**SET PROBLEM:** Set down the full listing exactly as given. Any pictures are to be left out.

※

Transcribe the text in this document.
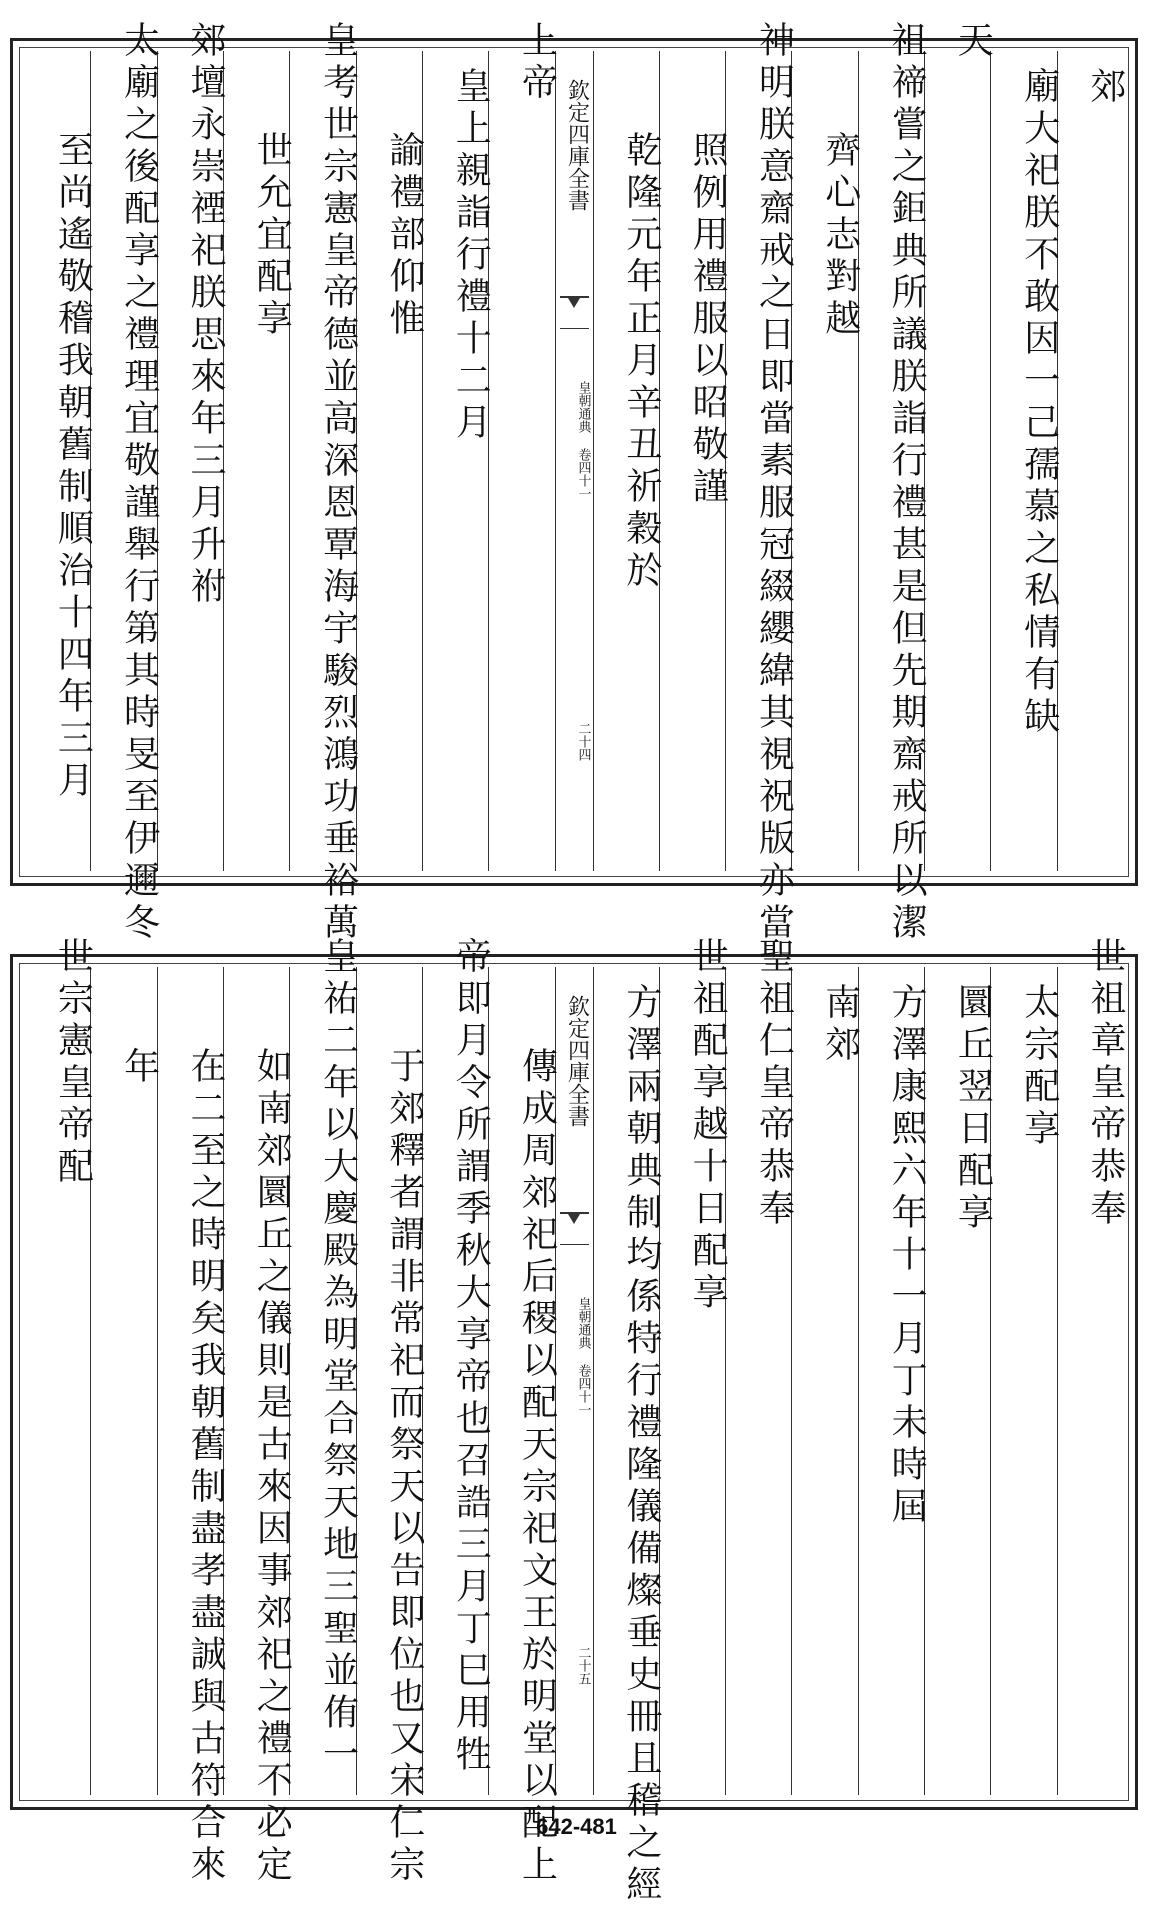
郊
廟大祀朕不敢因一己孺慕之私情有缺
天
祖禘嘗之鉅典所議朕詣行禮甚是但先期齋戒所以潔
齊心志對越
神明朕意齋戒之日即當素服冠綴纓緯其視祝版亦當
照例用禮服以昭敬謹
乾隆元年正月辛丑祈穀於
欽定四庫全書
皇朝通典 卷四十一
二十四
上帝
皇上親詣行禮十二月
諭禮部仰惟
皇考世宗憲皇帝德並高深恩覃海宇駿烈鴻功垂裕萬
世允宜配享
郊壇永崇禋祀朕思來年三月升祔
太廟之後配享之禮理宜敬謹舉行第其時旻至伊邇冬
至尚遙敬稽我朝舊制順治十四年三月
世祖章皇帝恭奉
太宗配享
圜丘翌日配享
方澤康熙六年十一月丁未時屆
南郊
聖祖仁皇帝恭奉
世祖配享越十日配享
方澤兩朝典制均係特行禮隆儀備燦垂史冊且稽之經
欽定四庫全書
皇朝通典 卷四十一
二十五
傳成周郊祀后稷以配天宗祀文王於明堂以配上
帝即月令所謂季秋大享帝也召誥三月丁巳用牲
于郊釋者謂非常祀而祭天以告即位也又宋仁宗
皇祐二年以大慶殿為明堂合祭天地三聖並侑一
如南郊圜丘之儀則是古來因事郊祀之禮不必定
在二至之時明矣我朝舊制盡孝盡誠與古符合來
年
世宗憲皇帝配
642-481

※

**FULL RESPONSE:**
Transcribe the text in this document.
郊
廟大祀朕不敢因一己孺慕之私情有缺
天
祖禘嘗之鉅典所議朕詣行禮甚是但先期齋戒所以潔
齊心志對越
神明朕意齋戒之日即當素服冠綴纓緯其視祝版亦當
照例用禮服以昭敬謹
乾隆元年正月辛丑祈穀於
欽定四庫全書
皇朝通典 卷四十一
二十四
上帝
皇上親詣行禮十二月
諭禮部仰惟
皇考世宗憲皇帝德並高深恩覃海宇駿烈鴻功垂裕萬
世允宜配享
郊壇永崇禋祀朕思來年三月升祔
太廟之後配享之禮理宜敬謹舉行第其時旻至伊邇冬
至尚遙敬稽我朝舊制順治十四年三月
世祖章皇帝恭奉
太宗配享
圜丘翌日配享
方澤康熙六年十一月丁未時屆
南郊
聖祖仁皇帝恭奉
世祖配享越十日配享
方澤兩朝典制均係特行禮隆儀備燦垂史冊且稽之經
欽定四庫全書
皇朝通典 卷四十一
二十五
傳成周郊祀后稷以配天宗祀文王於明堂以配上
帝即月令所謂季秋大享帝也召誥三月丁巳用牲
于郊釋者謂非常祀而祭天以告即位也又宋仁宗
皇祐二年以大慶殿為明堂合祭天地三聖並侑一
如南郊圜丘之儀則是古來因事郊祀之禮不必定
在二至之時明矣我朝舊制盡孝盡誠與古符合來
年
世宗憲皇帝配
642-481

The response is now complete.